start RECORDS FOR THE TASK

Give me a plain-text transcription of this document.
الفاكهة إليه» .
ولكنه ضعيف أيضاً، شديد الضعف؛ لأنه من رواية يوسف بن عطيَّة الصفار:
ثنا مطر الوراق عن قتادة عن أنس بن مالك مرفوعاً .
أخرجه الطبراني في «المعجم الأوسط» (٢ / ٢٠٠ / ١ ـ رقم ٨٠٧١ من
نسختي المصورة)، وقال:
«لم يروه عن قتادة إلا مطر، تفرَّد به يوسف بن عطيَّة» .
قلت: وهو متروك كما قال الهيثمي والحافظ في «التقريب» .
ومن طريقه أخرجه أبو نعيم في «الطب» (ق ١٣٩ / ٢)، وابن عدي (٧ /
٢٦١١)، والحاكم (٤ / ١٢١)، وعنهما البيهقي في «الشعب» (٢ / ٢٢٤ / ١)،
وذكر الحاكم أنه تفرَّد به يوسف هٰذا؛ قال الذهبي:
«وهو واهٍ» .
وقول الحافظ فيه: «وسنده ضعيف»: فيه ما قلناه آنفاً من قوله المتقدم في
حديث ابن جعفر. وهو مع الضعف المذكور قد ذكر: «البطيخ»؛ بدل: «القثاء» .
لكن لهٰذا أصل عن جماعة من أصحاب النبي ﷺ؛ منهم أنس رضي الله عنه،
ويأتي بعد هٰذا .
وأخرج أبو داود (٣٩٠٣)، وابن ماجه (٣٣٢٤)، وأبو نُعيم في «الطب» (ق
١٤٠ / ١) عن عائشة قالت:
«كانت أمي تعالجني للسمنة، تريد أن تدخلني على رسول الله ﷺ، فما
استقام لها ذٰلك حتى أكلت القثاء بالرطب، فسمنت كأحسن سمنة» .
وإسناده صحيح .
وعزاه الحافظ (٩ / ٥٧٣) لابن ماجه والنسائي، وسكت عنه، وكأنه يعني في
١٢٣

end RECORDS FOR THE TASK

* [TASK INSTRUCTIONS]: Retype the entries exactly, including every line.

* [REPLY TO THE EXERCISE]:
Give me a plain-text transcription of this document.
الفاكهة إليه» .
ولكنه ضعيف أيضاً، شديد الضعف؛ لأنه من رواية يوسف بن عطيَّة الصفار:
ثنا مطر الوراق عن قتادة عن أنس بن مالك مرفوعاً .
أخرجه الطبراني في «المعجم الأوسط» (٢ / ٢٠٠ / ١ ـ رقم ٨٠٧١ من
نسختي المصورة)، وقال:
«لم يروه عن قتادة إلا مطر، تفرَّد به يوسف بن عطيَّة» .
قلت: وهو متروك كما قال الهيثمي والحافظ في «التقريب» .
ومن طريقه أخرجه أبو نعيم في «الطب» (ق ١٣٩ / ٢)، وابن عدي (٧ /
٢٦١١)، والحاكم (٤ / ١٢١)، وعنهما البيهقي في «الشعب» (٢ / ٢٢٤ / ١)،
وذكر الحاكم أنه تفرَّد به يوسف هٰذا؛ قال الذهبي:
«وهو واهٍ» .
وقول الحافظ فيه: «وسنده ضعيف»: فيه ما قلناه آنفاً من قوله المتقدم في
حديث ابن جعفر. وهو مع الضعف المذكور قد ذكر: «البطيخ»؛ بدل: «القثاء» .
لكن لهٰذا أصل عن جماعة من أصحاب النبي ﷺ؛ منهم أنس رضي الله عنه،
ويأتي بعد هٰذا .
وأخرج أبو داود (٣٩٠٣)، وابن ماجه (٣٣٢٤)، وأبو نُعيم في «الطب» (ق
١٤٠ / ١) عن عائشة قالت:
«كانت أمي تعالجني للسمنة، تريد أن تدخلني على رسول الله ﷺ، فما
استقام لها ذٰلك حتى أكلت القثاء بالرطب، فسمنت كأحسن سمنة» .
وإسناده صحيح .
وعزاه الحافظ (٩ / ٥٧٣) لابن ماجه والنسائي، وسكت عنه، وكأنه يعني في
١٢٣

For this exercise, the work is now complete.